(What needs to be done):
In the listing below, locate the lines that hold "menu" and copy them.

--- Start ---

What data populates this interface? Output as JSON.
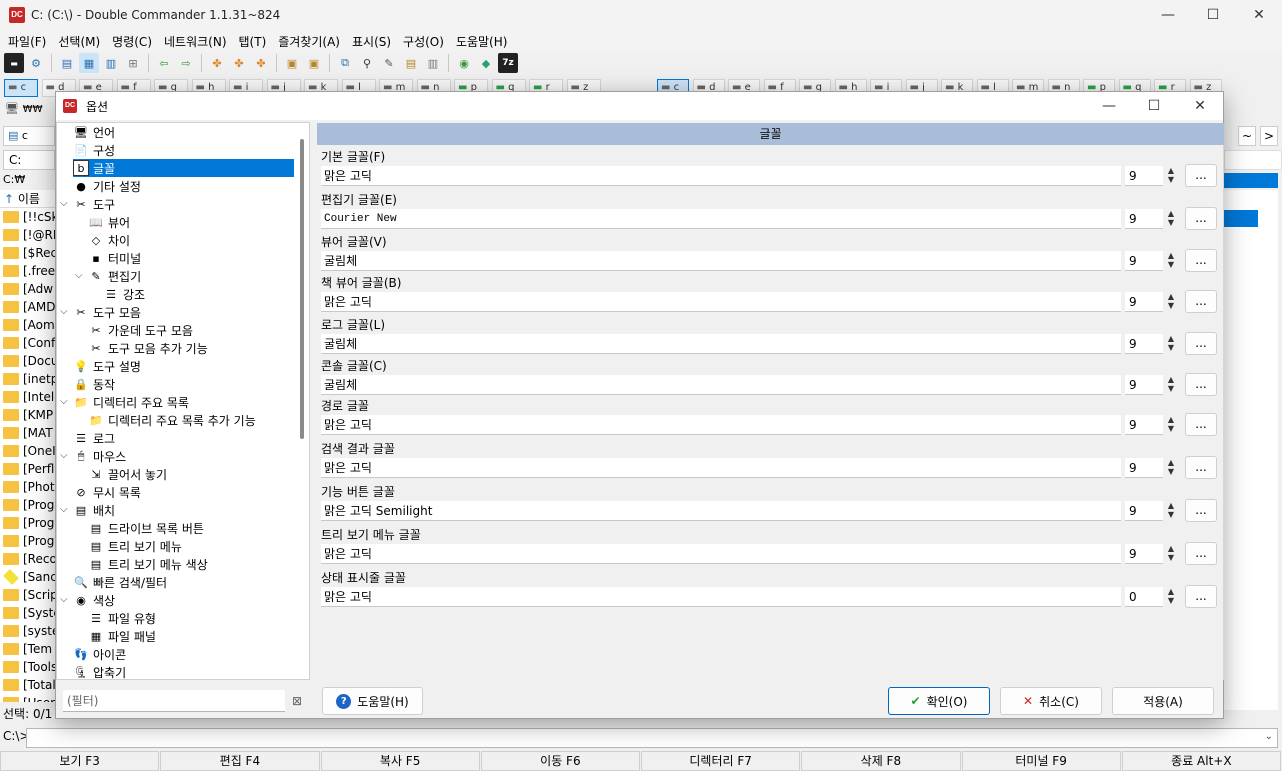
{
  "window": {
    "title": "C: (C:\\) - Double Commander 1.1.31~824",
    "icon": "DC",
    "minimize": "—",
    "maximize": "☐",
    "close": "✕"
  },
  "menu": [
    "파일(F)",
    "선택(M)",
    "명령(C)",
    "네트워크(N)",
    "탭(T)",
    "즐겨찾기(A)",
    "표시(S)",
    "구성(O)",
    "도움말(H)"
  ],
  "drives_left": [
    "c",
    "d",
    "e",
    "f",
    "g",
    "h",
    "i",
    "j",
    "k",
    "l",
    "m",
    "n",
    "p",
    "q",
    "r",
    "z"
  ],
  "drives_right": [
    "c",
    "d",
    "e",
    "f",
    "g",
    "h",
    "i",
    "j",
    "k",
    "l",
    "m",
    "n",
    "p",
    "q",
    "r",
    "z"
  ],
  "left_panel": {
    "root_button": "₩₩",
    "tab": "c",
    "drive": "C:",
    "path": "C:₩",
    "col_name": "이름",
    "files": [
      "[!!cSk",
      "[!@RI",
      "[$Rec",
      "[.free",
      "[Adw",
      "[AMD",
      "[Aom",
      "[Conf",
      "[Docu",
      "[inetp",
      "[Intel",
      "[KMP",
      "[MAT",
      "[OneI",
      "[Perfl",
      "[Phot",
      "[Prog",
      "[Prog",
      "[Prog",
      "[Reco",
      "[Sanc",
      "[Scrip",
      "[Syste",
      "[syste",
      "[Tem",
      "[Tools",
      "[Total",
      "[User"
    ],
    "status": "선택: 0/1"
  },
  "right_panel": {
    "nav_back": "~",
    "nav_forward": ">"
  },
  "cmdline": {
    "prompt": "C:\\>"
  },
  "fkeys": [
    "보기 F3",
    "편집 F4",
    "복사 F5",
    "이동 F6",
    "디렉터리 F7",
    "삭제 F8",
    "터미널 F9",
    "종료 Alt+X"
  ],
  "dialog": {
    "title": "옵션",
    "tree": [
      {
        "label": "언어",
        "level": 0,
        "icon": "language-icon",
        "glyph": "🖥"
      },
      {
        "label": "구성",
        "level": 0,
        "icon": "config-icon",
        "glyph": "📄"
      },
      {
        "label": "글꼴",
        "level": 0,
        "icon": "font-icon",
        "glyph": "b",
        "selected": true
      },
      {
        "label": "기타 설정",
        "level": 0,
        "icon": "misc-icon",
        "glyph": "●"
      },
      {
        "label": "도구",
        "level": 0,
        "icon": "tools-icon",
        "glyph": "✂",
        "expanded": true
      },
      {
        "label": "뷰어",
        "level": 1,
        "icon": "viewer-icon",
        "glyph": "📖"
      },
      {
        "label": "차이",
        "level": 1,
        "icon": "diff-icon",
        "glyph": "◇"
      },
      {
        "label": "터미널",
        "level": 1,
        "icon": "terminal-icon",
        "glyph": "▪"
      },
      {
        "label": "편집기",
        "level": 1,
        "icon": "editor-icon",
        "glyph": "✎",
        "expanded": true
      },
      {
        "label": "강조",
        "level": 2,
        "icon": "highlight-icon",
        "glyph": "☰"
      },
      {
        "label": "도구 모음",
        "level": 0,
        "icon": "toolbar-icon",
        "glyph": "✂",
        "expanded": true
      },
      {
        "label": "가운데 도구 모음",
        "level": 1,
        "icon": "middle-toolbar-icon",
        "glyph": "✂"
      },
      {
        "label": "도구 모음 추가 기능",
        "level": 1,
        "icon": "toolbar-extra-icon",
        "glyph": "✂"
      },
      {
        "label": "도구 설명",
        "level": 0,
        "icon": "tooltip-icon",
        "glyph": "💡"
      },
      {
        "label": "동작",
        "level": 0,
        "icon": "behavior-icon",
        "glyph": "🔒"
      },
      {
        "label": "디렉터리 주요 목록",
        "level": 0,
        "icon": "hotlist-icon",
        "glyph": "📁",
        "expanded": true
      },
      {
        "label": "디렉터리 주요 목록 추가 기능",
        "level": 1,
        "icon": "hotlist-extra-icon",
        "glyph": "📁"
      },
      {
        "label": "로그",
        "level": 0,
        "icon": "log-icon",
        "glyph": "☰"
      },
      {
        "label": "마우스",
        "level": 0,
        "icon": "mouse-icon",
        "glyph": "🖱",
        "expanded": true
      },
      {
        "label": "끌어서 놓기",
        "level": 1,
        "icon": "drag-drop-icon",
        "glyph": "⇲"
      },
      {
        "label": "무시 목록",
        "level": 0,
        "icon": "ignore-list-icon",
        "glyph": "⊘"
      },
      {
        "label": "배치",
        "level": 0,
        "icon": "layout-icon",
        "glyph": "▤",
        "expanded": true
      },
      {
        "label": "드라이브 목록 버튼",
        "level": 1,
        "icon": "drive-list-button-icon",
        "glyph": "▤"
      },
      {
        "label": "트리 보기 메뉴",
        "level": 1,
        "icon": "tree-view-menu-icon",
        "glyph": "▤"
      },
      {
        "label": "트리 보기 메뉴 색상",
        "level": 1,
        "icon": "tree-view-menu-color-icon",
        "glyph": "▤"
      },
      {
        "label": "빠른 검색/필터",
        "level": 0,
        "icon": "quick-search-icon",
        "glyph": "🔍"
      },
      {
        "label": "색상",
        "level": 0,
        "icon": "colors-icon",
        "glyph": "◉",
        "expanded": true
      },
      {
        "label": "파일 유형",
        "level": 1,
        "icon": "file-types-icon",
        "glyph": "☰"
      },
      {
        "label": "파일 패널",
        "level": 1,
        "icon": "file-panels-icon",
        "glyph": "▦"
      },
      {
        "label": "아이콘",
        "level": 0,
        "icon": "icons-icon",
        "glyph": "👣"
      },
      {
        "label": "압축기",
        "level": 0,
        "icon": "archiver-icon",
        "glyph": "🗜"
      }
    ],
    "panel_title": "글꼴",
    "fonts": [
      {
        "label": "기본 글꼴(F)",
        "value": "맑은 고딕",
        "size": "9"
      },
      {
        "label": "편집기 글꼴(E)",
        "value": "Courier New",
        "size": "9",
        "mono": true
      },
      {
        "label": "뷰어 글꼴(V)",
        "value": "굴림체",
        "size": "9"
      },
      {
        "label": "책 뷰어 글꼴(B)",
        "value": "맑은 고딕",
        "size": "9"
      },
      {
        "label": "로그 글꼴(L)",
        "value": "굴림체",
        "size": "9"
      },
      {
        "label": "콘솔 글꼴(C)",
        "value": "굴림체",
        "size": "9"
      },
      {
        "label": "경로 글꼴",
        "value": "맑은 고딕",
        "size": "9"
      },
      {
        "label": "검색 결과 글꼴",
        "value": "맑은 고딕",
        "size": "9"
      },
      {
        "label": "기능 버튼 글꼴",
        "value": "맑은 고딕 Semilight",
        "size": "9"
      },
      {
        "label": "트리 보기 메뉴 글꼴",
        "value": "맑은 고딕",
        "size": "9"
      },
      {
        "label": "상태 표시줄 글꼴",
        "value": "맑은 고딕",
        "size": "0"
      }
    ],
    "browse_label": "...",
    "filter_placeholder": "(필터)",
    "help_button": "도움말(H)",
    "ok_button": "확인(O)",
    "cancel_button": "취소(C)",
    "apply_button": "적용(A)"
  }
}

--- End ---
--- Start ---

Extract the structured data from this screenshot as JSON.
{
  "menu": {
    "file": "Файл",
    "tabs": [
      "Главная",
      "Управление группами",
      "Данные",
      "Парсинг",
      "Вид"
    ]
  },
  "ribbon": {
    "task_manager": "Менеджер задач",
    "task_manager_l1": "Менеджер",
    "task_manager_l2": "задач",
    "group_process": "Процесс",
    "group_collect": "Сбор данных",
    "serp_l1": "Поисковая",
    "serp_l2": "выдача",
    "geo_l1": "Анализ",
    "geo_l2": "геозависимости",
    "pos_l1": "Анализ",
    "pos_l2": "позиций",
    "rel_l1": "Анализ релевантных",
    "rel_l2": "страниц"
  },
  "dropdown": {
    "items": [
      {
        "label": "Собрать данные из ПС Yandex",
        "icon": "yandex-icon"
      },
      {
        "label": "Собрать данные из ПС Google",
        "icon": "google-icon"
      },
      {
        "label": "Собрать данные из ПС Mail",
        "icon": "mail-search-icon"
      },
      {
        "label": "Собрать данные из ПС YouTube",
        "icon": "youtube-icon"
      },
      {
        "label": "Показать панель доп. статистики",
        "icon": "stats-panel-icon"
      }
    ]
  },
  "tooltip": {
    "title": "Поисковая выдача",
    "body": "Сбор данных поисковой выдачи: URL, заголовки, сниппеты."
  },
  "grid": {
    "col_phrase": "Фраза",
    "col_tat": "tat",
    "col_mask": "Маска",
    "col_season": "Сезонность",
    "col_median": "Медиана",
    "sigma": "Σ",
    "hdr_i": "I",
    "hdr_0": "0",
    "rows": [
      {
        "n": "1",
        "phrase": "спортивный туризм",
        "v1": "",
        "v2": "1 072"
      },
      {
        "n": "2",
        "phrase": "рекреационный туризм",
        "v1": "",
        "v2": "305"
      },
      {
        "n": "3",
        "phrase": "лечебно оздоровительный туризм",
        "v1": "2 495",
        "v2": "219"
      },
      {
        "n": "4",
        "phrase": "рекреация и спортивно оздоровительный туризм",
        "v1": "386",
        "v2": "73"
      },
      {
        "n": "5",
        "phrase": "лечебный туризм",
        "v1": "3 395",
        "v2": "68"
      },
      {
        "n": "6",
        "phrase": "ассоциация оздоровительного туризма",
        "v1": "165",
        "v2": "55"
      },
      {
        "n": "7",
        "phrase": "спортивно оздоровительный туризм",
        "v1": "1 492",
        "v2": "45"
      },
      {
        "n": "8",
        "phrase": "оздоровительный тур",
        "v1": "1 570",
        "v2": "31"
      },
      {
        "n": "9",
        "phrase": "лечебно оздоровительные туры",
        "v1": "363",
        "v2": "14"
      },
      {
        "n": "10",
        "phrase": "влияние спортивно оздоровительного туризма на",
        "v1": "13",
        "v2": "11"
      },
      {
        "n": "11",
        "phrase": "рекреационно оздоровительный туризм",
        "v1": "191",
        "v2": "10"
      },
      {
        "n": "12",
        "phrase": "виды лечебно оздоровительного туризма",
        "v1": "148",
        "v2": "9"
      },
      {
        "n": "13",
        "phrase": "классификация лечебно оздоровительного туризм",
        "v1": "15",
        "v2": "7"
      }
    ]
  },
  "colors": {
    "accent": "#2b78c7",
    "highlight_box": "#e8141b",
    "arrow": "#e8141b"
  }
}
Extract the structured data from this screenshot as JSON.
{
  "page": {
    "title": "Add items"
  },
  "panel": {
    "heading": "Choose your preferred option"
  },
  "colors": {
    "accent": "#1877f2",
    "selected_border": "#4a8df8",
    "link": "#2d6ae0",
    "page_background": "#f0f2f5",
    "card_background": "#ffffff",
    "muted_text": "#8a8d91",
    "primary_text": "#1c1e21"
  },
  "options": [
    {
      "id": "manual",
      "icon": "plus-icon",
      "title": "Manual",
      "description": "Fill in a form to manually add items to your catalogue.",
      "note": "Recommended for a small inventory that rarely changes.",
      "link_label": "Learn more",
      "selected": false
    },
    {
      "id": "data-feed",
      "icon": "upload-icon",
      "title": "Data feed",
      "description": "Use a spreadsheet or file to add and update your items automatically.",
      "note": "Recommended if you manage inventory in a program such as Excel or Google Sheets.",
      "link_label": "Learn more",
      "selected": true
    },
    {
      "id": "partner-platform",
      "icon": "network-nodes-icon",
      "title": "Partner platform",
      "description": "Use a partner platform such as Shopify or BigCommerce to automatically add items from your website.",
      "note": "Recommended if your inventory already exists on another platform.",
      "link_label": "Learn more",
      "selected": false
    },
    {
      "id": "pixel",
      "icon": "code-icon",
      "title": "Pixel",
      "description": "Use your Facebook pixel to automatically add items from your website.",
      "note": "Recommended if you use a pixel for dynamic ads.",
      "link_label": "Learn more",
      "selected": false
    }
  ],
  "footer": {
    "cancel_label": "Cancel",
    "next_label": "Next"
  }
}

--- End ---

(Response to the task):
  "menu": [
        "icon": "tree-view-menu-icon",
        "icon": "tree-view-menu-color-icon",
  "menu": {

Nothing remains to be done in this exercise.